**TASK DESCRIPTION:** From the chat discussion of React concurrent mode, pull out everything from "lilactown19:07:52" down to "web development easy.", copying it word for word.

**TEXT SECTION:**
★ ★ ★

I think my question was answered by > The useState hook sees nothing; I am just calling `(set-state {})` when I know the rendering function needs to be called. Apparently that is enough. I was asking the REPL question because if you can inspect the state of a cell from a REPL easily, then it's probably not stored in the React tree

kennytilton18:07:04

OK, I see, so React Concurrent will "freeze" state so an interrupted rendering, when resumed, will not see any changed state. But it is hard to follow their use case, of a user clicking something to change colors and an in-process rendering picks up the change. But if they mean they will process the mouse-click completely -- I guess they have to in a single-threaded world. OK, makes sense. Every time they fix React, they make it harder to use. Well, I just want their mobile portability via JS, I'll pass on concurrent mode if I see it making a mess of things.

kennytilton18:07:42

We need some clever mobile whiz to distill from React just the layer that hides Android/iOS. 🙂

lilactown19:07:29

it makes sense to me when I think of it in the case of low/high priority of changes

lilactown19:07:46

you can think of it outside of React, too. imagine if you were recalculating the cell graph and it was taking a long time, when the user then clicks a button. maybe the event which triggered the initial recalculation isn't that important, so it would be better to suspend the calculation, recalculate the graph based on the user input, then resume the original calculation where you left off - invalidating any cells which may have changed in the meantime

lilactown19:07:48

it is essential providing an easier mechanism for cooperating on which tasks should hog the thread at any time. component boundaries end up being a convenient way of splitting up the task of calculating the next state of your app, but you could apply the same approach to calculating a cell graph, where each individual cell is the boundary that you check to see if the task should yield to some other task

lilactown19:07:52

however, this breaks when some non-managed mutable variable that your calculation depends on changes between yielding and resuming. thus, the tradeoff

kennytilton19:07:28

The Cell graph does not undergo massive recalculations. Each state change changes one property, which can cascade for a while but only so far. The rendered page may need an overhaul if one of the little changes was selected-page 🙂 , but that is a side-effect outside the Cell graph. It would not be hard to interrupt the external work so a new batch of external work could take over. I just think the FB team has gotten lost in a performance goose chase and they will never get back to the original plan of making web development easy.

★ ★ ★

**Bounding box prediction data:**

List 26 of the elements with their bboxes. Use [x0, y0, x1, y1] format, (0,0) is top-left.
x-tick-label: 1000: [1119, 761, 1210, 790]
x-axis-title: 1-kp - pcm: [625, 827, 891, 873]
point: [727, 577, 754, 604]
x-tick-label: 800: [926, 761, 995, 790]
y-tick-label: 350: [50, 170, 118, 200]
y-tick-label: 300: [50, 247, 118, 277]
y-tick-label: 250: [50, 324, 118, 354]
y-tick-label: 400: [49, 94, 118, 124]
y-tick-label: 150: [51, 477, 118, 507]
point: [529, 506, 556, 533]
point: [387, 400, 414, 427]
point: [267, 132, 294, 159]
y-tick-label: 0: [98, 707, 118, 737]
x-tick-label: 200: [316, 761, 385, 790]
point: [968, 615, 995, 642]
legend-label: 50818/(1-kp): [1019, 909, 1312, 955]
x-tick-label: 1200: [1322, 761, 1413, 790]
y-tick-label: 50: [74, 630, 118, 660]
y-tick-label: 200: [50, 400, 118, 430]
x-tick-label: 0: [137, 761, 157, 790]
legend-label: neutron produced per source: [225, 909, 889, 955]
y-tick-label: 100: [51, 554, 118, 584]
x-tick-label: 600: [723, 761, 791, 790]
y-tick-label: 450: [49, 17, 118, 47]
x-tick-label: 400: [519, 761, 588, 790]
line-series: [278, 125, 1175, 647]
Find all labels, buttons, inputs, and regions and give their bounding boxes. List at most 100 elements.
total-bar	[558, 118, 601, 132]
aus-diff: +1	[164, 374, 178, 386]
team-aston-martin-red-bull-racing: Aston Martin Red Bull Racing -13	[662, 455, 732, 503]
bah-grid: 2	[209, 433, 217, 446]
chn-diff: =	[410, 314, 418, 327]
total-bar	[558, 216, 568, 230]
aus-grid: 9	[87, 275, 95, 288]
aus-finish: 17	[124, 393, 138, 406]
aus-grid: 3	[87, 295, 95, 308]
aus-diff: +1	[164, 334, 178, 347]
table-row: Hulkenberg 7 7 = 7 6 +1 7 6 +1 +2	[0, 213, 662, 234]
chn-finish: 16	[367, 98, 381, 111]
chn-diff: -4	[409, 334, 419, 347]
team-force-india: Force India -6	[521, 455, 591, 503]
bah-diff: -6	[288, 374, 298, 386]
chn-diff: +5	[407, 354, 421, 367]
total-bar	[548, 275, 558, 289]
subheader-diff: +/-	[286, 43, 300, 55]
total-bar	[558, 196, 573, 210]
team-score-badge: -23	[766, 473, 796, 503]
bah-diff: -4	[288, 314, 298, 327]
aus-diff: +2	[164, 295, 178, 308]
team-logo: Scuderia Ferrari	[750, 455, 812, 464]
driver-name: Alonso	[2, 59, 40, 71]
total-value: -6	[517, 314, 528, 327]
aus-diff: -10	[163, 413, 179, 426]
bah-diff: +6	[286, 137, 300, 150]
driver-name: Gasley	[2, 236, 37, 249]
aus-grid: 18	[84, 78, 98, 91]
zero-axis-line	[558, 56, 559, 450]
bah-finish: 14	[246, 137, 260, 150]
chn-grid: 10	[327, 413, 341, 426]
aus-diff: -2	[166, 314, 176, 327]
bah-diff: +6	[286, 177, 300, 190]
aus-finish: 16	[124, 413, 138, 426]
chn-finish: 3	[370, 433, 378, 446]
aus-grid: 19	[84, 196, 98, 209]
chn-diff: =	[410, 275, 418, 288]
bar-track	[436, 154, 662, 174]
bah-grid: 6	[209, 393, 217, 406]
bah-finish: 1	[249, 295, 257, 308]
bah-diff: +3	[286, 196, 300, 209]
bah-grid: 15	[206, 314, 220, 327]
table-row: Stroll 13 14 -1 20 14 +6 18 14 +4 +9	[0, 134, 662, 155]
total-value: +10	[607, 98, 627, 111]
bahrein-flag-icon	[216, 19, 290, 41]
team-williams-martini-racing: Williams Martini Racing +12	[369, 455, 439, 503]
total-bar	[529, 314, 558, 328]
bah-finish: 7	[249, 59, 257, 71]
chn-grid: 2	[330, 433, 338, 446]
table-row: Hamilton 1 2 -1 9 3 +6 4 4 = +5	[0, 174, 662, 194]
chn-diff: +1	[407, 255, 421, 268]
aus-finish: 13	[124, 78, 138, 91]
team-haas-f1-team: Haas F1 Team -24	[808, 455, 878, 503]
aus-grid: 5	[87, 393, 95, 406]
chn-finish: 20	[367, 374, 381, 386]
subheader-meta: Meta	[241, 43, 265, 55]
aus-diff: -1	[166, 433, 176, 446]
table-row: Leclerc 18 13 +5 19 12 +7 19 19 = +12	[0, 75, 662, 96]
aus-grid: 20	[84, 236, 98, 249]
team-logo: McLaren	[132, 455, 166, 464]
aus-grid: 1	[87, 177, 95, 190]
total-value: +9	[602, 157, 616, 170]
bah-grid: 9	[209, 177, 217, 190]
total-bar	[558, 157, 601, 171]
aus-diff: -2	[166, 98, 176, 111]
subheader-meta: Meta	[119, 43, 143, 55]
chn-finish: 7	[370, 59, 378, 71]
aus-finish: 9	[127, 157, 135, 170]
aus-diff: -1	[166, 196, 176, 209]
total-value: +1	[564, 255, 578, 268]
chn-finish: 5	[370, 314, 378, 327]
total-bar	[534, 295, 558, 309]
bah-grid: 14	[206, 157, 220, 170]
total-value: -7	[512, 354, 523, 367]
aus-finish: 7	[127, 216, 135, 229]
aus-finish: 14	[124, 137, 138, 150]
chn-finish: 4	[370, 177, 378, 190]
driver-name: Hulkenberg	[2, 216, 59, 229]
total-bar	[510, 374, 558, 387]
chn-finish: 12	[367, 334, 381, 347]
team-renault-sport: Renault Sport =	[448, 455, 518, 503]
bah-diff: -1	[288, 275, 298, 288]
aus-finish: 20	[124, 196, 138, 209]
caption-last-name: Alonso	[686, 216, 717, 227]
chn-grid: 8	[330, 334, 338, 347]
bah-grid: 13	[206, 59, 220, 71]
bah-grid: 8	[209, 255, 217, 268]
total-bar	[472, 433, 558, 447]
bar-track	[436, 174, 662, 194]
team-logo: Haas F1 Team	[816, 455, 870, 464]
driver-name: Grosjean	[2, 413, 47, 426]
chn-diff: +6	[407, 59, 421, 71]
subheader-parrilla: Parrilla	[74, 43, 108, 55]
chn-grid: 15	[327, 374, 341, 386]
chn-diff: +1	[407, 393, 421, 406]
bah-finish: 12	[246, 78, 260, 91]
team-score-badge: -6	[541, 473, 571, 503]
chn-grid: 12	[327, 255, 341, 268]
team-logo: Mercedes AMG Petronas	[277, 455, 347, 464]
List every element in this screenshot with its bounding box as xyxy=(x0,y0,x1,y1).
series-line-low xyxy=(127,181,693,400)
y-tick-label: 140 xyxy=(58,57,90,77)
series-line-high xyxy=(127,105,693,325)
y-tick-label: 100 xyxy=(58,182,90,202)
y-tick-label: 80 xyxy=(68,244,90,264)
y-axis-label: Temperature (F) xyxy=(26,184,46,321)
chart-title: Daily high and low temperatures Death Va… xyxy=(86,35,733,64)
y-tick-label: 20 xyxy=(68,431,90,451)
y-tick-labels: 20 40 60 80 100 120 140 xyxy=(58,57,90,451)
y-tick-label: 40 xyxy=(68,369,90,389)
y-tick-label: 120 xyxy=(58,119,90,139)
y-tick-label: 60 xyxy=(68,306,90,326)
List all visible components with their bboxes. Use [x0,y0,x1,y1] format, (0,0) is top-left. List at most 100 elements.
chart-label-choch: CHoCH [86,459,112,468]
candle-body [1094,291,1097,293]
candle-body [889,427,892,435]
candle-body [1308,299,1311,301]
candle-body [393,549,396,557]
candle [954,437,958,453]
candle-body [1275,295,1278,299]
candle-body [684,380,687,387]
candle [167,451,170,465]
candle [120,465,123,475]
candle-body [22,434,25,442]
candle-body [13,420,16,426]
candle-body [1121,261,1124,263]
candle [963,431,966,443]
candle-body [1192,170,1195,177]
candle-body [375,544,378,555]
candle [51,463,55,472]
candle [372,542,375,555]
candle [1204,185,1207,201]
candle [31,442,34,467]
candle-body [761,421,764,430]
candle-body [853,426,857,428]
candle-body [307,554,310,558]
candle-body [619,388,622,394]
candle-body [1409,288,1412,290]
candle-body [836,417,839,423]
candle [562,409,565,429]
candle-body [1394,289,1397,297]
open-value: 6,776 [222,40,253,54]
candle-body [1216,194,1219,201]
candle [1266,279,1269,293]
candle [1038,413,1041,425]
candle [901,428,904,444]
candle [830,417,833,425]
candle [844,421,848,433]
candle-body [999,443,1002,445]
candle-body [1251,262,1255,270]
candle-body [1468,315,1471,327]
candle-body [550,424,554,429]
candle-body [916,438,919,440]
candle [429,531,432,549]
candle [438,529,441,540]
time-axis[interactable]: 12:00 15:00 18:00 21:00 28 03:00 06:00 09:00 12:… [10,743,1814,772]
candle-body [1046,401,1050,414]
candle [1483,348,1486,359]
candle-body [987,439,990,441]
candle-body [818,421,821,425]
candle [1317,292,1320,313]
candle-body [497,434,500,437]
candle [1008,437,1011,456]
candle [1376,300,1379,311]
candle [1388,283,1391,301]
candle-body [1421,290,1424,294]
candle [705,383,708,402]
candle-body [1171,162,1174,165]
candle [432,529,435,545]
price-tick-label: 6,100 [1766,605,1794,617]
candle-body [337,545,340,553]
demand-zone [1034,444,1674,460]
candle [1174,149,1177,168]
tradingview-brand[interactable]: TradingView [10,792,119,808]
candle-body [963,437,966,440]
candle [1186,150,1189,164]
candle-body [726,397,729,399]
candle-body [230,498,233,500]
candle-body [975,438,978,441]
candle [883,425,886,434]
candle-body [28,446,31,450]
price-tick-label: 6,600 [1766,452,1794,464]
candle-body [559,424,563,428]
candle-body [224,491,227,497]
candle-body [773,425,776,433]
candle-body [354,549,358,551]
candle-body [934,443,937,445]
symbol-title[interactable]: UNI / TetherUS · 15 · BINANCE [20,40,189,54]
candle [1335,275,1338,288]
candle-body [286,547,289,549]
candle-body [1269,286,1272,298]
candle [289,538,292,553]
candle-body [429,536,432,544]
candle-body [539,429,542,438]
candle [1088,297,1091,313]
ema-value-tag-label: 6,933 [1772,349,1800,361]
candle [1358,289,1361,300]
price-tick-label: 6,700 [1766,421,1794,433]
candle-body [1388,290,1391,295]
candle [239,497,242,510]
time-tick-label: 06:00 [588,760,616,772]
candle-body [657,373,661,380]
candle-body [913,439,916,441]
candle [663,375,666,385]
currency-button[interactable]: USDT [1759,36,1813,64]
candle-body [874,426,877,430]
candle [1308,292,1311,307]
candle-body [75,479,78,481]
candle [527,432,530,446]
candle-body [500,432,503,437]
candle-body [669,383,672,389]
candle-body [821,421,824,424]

★ ★ ★

**EXPECTED OUTPUT:**
lilactown19:07:52

however, this breaks when some non-managed mutable variable that your calculation depends on changes between yielding and resuming. thus, the tradeoff

kennytilton19:07:28

The Cell graph does not undergo massive recalculations. Each state change changes one property, which can cascade for a while but only so far. The rendered page may need an overhaul if one of the little changes was selected-page 🙂 , but that is a side-effect outside the Cell graph. It would not be hard to interrupt the external work so a new batch of external work could take over. I just think the FB team has gotten lost in a performance goose chase and they will never get back to the original plan of making web development easy.